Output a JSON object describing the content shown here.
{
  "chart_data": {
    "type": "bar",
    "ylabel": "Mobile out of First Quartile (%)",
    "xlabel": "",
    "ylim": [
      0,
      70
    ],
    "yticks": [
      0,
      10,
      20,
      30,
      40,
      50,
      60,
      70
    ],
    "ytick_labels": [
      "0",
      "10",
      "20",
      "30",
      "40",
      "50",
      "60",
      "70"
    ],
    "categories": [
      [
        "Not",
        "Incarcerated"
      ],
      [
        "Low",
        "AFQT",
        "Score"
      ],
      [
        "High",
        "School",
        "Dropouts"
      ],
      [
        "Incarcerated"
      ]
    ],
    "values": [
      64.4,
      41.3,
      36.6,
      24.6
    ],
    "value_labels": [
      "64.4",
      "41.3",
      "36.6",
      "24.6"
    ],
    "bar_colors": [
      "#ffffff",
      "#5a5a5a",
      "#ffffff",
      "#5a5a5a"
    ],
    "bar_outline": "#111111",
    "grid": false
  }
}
...
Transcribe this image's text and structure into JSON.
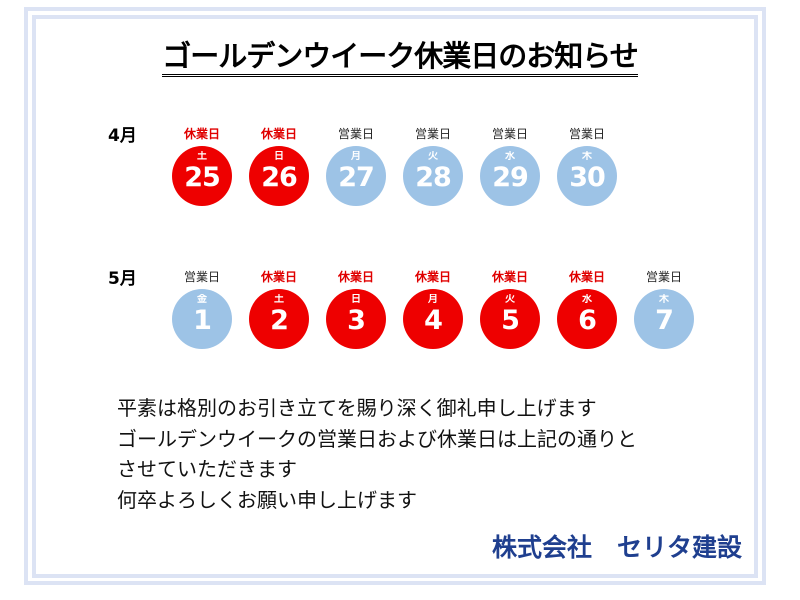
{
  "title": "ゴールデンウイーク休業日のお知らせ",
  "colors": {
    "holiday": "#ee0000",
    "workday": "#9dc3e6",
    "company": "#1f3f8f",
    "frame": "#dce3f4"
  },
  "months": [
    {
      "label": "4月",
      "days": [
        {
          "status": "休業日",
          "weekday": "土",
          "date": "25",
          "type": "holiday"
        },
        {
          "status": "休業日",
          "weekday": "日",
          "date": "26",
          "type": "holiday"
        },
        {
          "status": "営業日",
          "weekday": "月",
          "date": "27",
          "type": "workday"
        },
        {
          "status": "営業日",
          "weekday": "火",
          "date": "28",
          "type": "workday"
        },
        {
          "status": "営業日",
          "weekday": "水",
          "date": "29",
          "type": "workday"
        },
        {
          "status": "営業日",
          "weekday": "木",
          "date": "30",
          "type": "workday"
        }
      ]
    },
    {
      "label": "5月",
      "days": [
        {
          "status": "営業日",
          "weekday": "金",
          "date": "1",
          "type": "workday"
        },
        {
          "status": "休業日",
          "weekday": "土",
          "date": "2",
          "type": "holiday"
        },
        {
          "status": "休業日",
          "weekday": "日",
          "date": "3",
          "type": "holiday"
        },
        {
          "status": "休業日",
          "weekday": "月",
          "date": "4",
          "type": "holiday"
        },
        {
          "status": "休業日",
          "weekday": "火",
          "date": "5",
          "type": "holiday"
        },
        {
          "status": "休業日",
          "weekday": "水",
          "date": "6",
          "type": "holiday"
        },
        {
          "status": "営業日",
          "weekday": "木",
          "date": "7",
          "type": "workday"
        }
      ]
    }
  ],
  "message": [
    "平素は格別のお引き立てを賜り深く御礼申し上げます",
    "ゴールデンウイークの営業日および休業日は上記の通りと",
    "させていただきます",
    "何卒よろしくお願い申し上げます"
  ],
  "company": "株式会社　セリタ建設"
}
---
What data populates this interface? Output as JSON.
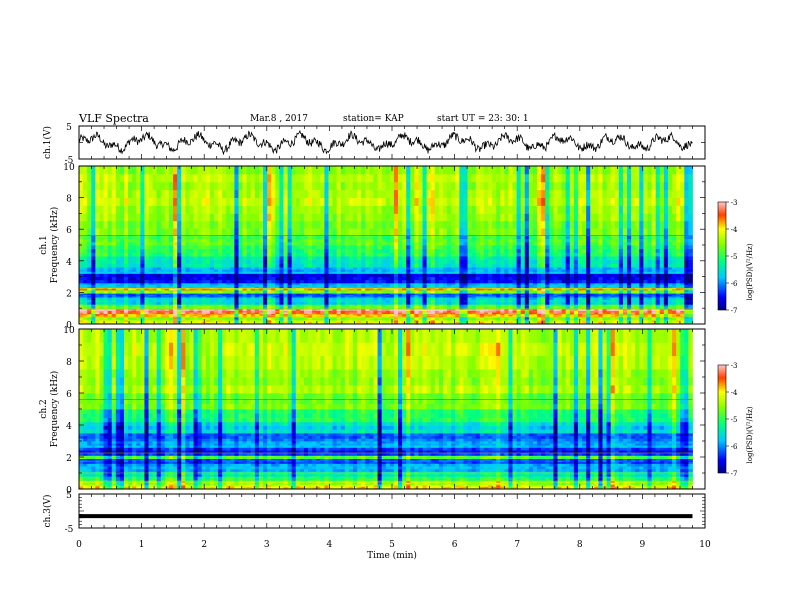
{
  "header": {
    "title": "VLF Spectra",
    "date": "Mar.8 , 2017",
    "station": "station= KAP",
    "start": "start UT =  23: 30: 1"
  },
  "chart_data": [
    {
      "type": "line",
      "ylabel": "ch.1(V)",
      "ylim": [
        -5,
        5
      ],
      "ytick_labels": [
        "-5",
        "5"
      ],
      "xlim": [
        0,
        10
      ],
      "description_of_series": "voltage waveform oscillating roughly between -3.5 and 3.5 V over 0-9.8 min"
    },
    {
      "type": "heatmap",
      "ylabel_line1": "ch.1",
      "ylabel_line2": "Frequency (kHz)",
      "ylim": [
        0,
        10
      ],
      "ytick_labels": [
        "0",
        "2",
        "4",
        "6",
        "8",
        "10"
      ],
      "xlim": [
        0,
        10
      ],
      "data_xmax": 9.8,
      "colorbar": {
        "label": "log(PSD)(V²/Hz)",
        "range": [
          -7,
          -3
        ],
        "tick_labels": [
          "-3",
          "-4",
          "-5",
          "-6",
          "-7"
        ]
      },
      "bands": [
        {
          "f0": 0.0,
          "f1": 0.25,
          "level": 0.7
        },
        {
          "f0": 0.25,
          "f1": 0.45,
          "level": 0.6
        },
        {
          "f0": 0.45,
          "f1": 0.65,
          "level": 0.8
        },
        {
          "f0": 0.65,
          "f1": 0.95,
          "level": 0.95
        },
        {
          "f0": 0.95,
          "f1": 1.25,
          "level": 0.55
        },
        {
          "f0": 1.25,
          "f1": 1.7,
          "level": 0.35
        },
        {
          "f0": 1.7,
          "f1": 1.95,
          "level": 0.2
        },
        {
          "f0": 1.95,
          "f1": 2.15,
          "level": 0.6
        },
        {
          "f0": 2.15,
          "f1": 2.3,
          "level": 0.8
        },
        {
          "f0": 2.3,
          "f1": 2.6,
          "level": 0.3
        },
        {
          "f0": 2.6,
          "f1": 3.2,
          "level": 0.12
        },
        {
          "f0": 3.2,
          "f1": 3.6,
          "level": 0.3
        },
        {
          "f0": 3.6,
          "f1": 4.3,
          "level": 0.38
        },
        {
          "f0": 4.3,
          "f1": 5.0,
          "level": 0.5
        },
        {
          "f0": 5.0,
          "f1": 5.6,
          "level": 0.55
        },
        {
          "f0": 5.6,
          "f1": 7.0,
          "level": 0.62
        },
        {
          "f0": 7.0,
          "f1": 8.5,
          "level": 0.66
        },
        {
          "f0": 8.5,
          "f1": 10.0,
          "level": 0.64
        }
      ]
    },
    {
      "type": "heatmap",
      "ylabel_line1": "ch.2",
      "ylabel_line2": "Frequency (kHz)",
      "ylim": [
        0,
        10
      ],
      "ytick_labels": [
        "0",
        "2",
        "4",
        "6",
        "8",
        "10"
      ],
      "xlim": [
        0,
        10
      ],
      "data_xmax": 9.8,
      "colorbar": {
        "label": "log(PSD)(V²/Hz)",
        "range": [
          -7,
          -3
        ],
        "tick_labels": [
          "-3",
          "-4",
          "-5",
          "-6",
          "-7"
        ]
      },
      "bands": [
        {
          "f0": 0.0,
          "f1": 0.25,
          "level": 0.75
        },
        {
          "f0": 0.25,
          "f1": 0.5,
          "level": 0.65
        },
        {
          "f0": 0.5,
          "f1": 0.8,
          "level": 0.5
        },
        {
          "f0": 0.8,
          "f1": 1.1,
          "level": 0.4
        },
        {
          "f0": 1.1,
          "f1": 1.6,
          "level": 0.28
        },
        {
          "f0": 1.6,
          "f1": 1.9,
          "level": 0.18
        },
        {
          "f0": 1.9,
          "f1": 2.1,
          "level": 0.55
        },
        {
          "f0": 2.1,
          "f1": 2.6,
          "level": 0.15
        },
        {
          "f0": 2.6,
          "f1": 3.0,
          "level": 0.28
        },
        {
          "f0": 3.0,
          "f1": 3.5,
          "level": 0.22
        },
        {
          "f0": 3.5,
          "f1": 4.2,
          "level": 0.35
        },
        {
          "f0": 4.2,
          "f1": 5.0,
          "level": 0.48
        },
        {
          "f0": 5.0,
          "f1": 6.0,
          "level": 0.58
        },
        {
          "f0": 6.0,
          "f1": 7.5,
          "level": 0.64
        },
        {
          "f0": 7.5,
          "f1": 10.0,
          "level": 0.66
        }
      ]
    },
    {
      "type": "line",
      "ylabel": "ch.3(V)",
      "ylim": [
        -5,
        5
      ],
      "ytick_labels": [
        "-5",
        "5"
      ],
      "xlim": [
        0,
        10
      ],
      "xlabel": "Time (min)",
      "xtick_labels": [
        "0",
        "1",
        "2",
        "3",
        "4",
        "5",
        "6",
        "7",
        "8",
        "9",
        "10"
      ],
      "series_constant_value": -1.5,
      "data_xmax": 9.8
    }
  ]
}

> **PROBLEM**
Copy each line of the listing that contains the string "Output".

> **THE REPLY**
Output a JSON object describing the content shown here.
What data populates this interface? Output as JSON.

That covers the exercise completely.